§ RECORDS PROVIDED

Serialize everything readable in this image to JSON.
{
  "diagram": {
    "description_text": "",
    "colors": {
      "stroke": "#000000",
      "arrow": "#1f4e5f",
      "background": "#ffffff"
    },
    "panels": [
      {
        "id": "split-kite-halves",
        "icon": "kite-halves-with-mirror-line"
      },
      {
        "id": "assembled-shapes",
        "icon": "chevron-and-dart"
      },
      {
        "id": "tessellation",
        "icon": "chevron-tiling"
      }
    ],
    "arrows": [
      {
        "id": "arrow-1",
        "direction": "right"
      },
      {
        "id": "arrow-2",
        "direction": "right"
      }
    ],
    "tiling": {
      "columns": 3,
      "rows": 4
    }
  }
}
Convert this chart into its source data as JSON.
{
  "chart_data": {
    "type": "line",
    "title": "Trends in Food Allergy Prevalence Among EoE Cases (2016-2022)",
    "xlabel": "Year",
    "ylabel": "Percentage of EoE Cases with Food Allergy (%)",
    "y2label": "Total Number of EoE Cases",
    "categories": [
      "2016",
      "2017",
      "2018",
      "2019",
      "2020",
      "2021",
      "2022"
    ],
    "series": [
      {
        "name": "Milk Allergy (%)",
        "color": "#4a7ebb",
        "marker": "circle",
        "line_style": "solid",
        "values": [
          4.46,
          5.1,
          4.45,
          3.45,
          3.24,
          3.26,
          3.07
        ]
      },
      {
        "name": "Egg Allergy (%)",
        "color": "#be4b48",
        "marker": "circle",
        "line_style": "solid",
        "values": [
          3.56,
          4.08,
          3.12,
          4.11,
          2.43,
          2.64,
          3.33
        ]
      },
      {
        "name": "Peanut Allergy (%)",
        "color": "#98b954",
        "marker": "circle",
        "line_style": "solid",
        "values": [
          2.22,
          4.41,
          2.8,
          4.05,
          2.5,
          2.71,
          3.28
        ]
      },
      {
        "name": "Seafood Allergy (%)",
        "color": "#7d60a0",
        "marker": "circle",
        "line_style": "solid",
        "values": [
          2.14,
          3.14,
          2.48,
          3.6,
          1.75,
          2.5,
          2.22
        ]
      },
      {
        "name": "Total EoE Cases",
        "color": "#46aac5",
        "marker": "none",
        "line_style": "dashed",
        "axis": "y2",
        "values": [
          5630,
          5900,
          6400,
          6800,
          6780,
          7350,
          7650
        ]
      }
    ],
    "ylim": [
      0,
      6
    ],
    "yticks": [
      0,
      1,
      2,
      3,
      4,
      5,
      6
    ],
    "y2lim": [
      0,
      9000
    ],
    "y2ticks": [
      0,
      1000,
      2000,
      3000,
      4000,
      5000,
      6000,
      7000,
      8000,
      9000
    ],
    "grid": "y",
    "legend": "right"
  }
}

§ EXERCISE INSTRUCTIONS
Write out every entry exactly as given.

§ OUTPUT BELOW
Serialize everything readable in this image to JSON.
{
  "diagram": {
    "description_text": "",
    "colors": {
      "stroke": "#000000",
      "arrow": "#1f4e5f",
      "background": "#ffffff"
    },
    "panels": [
      {
        "id": "split-kite-halves",
        "icon": "kite-halves-with-mirror-line"
      },
      {
        "id": "assembled-shapes",
        "icon": "chevron-and-dart"
      },
      {
        "id": "tessellation",
        "icon": "chevron-tiling"
      }
    ],
    "arrows": [
      {
        "id": "arrow-1",
        "direction": "right"
      },
      {
        "id": "arrow-2",
        "direction": "right"
      }
    ],
    "tiling": {
      "columns": 3,
      "rows": 4
    }
  }
}
Convert this chart into its source data as JSON.
{
  "chart_data": {
    "type": "line",
    "title": "Trends in Food Allergy Prevalence Among EoE Cases (2016-2022)",
    "xlabel": "Year",
    "ylabel": "Percentage of EoE Cases with Food Allergy (%)",
    "y2label": "Total Number of EoE Cases",
    "categories": [
      "2016",
      "2017",
      "2018",
      "2019",
      "2020",
      "2021",
      "2022"
    ],
    "series": [
      {
        "name": "Milk Allergy (%)",
        "color": "#4a7ebb",
        "marker": "circle",
        "line_style": "solid",
        "values": [
          4.46,
          5.1,
          4.45,
          3.45,
          3.24,
          3.26,
          3.07
        ]
      },
      {
        "name": "Egg Allergy (%)",
        "color": "#be4b48",
        "marker": "circle",
        "line_style": "solid",
        "values": [
          3.56,
          4.08,
          3.12,
          4.11,
          2.43,
          2.64,
          3.33
        ]
      },
      {
        "name": "Peanut Allergy (%)",
        "color": "#98b954",
        "marker": "circle",
        "line_style": "solid",
        "values": [
          2.22,
          4.41,
          2.8,
          4.05,
          2.5,
          2.71,
          3.28
        ]
      },
      {
        "name": "Seafood Allergy (%)",
        "color": "#7d60a0",
        "marker": "circle",
        "line_style": "solid",
        "values": [
          2.14,
          3.14,
          2.48,
          3.6,
          1.75,
          2.5,
          2.22
        ]
      },
      {
        "name": "Total EoE Cases",
        "color": "#46aac5",
        "marker": "none",
        "line_style": "dashed",
        "axis": "y2",
        "values": [
          5630,
          5900,
          6400,
          6800,
          6780,
          7350,
          7650
        ]
      }
    ],
    "ylim": [
      0,
      6
    ],
    "yticks": [
      0,
      1,
      2,
      3,
      4,
      5,
      6
    ],
    "y2lim": [
      0,
      9000
    ],
    "y2ticks": [
      0,
      1000,
      2000,
      3000,
      4000,
      5000,
      6000,
      7000,
      8000,
      9000
    ],
    "grid": "y",
    "legend": "right"
  }
}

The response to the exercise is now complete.